* **RECORDS FOR THIS TASK**
::::

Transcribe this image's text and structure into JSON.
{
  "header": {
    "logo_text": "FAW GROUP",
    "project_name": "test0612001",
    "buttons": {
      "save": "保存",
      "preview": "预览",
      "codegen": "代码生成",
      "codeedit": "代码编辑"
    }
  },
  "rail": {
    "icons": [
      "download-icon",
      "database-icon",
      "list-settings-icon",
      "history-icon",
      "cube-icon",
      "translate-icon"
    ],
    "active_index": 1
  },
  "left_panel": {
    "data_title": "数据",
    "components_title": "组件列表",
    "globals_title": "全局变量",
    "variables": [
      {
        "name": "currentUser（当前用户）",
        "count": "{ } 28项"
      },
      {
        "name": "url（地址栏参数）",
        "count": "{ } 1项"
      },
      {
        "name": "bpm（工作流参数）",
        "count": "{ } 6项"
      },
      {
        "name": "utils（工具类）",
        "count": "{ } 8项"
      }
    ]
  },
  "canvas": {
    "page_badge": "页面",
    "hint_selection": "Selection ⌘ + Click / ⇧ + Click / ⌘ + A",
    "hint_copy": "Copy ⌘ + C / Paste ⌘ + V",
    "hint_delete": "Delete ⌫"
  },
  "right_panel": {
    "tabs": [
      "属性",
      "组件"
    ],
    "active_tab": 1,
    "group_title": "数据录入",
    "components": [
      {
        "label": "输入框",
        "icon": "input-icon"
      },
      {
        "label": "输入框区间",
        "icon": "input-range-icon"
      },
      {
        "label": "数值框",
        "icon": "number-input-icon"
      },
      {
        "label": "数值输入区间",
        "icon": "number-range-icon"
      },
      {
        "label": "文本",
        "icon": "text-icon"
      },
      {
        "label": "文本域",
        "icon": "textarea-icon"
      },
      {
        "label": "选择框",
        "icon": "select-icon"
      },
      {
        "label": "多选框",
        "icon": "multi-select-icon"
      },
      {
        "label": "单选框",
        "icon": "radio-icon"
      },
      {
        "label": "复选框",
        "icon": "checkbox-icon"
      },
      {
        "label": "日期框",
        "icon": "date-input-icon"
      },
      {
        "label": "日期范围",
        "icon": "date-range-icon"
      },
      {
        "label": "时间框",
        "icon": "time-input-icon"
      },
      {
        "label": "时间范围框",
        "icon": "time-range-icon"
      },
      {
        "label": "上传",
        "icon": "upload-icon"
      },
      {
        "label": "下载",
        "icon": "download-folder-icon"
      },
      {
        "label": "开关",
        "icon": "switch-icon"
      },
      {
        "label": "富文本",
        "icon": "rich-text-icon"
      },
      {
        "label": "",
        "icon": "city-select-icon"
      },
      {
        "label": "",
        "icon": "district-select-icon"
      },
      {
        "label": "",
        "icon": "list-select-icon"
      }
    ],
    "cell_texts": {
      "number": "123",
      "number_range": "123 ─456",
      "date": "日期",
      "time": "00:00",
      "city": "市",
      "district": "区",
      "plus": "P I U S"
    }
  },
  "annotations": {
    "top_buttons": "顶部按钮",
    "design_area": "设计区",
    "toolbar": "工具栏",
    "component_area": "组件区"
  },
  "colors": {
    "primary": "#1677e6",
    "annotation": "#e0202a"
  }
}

::::

* **TO BE DONE**
Where a line in the material contains "input", copy that line.

* **ANSWER IN FULL**
        "icon": "input-icon"
        "icon": "input-range-icon"
        "icon": "number-input-icon"
        "icon": "date-input-icon"
        "icon": "time-input-icon"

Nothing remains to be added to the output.